**STATED GOAL:** Lines containing the word "this" are to be counted; state their number and nothing further.

**Chart and figure data:**
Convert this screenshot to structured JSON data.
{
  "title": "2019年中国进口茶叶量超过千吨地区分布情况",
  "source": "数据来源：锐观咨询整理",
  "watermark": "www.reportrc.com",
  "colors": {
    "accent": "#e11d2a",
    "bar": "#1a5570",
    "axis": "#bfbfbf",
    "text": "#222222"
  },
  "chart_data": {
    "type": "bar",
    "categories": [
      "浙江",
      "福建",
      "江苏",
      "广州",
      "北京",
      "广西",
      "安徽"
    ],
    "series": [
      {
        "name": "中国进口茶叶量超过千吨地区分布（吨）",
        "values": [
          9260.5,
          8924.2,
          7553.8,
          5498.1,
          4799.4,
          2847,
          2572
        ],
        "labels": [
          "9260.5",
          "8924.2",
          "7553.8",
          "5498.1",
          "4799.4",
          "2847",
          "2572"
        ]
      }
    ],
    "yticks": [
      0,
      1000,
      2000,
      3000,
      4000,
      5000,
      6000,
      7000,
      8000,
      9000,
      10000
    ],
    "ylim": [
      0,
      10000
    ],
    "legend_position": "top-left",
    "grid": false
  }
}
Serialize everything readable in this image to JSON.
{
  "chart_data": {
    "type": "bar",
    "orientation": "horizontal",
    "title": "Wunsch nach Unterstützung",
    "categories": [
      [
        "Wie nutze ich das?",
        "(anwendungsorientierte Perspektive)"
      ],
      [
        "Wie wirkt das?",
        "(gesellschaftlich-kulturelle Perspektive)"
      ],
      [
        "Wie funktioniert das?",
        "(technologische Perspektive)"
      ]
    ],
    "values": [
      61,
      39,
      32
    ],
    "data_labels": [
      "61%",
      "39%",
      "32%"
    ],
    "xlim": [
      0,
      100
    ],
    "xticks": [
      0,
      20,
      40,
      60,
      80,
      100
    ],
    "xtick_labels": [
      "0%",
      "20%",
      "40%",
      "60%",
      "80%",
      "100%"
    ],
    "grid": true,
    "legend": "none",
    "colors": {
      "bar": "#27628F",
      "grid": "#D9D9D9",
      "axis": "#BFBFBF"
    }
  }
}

**EXERCISE RESPONSE:** 2